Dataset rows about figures
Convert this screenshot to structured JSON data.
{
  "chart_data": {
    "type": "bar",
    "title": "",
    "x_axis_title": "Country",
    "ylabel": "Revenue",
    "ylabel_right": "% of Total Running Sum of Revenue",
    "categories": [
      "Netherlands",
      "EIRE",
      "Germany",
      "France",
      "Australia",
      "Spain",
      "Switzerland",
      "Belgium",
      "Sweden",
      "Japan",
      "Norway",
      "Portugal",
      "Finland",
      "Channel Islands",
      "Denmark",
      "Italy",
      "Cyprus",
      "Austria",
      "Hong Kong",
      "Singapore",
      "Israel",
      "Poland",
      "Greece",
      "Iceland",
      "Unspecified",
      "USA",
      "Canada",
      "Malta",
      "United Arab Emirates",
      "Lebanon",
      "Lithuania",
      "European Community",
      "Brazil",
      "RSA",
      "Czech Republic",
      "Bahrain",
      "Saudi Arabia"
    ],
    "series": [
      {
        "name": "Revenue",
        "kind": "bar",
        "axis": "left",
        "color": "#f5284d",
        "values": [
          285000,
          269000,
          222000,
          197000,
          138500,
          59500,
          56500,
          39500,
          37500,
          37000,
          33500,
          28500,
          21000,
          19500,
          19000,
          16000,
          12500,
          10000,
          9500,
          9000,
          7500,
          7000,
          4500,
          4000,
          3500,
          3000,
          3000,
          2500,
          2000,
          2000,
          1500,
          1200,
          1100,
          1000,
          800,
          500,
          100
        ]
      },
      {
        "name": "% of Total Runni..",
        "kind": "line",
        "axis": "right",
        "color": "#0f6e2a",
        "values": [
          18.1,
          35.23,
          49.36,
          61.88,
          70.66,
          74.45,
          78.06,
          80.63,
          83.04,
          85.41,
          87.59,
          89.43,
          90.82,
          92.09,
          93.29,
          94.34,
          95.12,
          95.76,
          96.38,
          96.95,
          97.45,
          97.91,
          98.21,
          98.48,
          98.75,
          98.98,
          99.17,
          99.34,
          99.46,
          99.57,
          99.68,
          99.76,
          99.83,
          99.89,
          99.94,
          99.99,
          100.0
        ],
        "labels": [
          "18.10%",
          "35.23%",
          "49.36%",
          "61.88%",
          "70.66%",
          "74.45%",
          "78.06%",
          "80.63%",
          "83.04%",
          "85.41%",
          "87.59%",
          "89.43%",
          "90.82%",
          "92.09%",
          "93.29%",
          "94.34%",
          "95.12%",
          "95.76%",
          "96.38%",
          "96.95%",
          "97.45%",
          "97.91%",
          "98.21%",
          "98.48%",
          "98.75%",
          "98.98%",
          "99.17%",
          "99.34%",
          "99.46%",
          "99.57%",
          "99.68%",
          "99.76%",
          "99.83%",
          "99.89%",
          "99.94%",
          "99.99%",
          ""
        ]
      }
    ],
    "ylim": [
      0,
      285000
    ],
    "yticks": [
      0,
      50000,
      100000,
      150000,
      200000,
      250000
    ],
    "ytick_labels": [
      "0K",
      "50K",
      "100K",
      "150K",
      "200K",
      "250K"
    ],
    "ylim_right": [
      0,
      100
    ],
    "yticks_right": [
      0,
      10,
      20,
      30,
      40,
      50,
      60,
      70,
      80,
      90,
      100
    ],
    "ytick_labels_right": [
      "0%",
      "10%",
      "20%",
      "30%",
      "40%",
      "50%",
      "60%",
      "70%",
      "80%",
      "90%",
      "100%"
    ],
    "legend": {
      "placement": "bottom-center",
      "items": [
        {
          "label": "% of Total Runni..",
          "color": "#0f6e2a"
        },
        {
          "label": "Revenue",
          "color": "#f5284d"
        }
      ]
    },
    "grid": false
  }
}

### [Task brief]
Write out the material exactly as given.

### [Written response]
Convert this screenshot to structured JSON data.
{
  "chart_data": {
    "type": "bar",
    "title": "",
    "x_axis_title": "Country",
    "ylabel": "Revenue",
    "ylabel_right": "% of Total Running Sum of Revenue",
    "categories": [
      "Netherlands",
      "EIRE",
      "Germany",
      "France",
      "Australia",
      "Spain",
      "Switzerland",
      "Belgium",
      "Sweden",
      "Japan",
      "Norway",
      "Portugal",
      "Finland",
      "Channel Islands",
      "Denmark",
      "Italy",
      "Cyprus",
      "Austria",
      "Hong Kong",
      "Singapore",
      "Israel",
      "Poland",
      "Greece",
      "Iceland",
      "Unspecified",
      "USA",
      "Canada",
      "Malta",
      "United Arab Emirates",
      "Lebanon",
      "Lithuania",
      "European Community",
      "Brazil",
      "RSA",
      "Czech Republic",
      "Bahrain",
      "Saudi Arabia"
    ],
    "series": [
      {
        "name": "Revenue",
        "kind": "bar",
        "axis": "left",
        "color": "#f5284d",
        "values": [
          285000,
          269000,
          222000,
          197000,
          138500,
          59500,
          56500,
          39500,
          37500,
          37000,
          33500,
          28500,
          21000,
          19500,
          19000,
          16000,
          12500,
          10000,
          9500,
          9000,
          7500,
          7000,
          4500,
          4000,
          3500,
          3000,
          3000,
          2500,
          2000,
          2000,
          1500,
          1200,
          1100,
          1000,
          800,
          500,
          100
        ]
      },
      {
        "name": "% of Total Runni..",
        "kind": "line",
        "axis": "right",
        "color": "#0f6e2a",
        "values": [
          18.1,
          35.23,
          49.36,
          61.88,
          70.66,
          74.45,
          78.06,
          80.63,
          83.04,
          85.41,
          87.59,
          89.43,
          90.82,
          92.09,
          93.29,
          94.34,
          95.12,
          95.76,
          96.38,
          96.95,
          97.45,
          97.91,
          98.21,
          98.48,
          98.75,
          98.98,
          99.17,
          99.34,
          99.46,
          99.57,
          99.68,
          99.76,
          99.83,
          99.89,
          99.94,
          99.99,
          100.0
        ],
        "labels": [
          "18.10%",
          "35.23%",
          "49.36%",
          "61.88%",
          "70.66%",
          "74.45%",
          "78.06%",
          "80.63%",
          "83.04%",
          "85.41%",
          "87.59%",
          "89.43%",
          "90.82%",
          "92.09%",
          "93.29%",
          "94.34%",
          "95.12%",
          "95.76%",
          "96.38%",
          "96.95%",
          "97.45%",
          "97.91%",
          "98.21%",
          "98.48%",
          "98.75%",
          "98.98%",
          "99.17%",
          "99.34%",
          "99.46%",
          "99.57%",
          "99.68%",
          "99.76%",
          "99.83%",
          "99.89%",
          "99.94%",
          "99.99%",
          ""
        ]
      }
    ],
    "ylim": [
      0,
      285000
    ],
    "yticks": [
      0,
      50000,
      100000,
      150000,
      200000,
      250000
    ],
    "ytick_labels": [
      "0K",
      "50K",
      "100K",
      "150K",
      "200K",
      "250K"
    ],
    "ylim_right": [
      0,
      100
    ],
    "yticks_right": [
      0,
      10,
      20,
      30,
      40,
      50,
      60,
      70,
      80,
      90,
      100
    ],
    "ytick_labels_right": [
      "0%",
      "10%",
      "20%",
      "30%",
      "40%",
      "50%",
      "60%",
      "70%",
      "80%",
      "90%",
      "100%"
    ],
    "legend": {
      "placement": "bottom-center",
      "items": [
        {
          "label": "% of Total Runni..",
          "color": "#0f6e2a"
        },
        {
          "label": "Revenue",
          "color": "#f5284d"
        }
      ]
    },
    "grid": false
  }
}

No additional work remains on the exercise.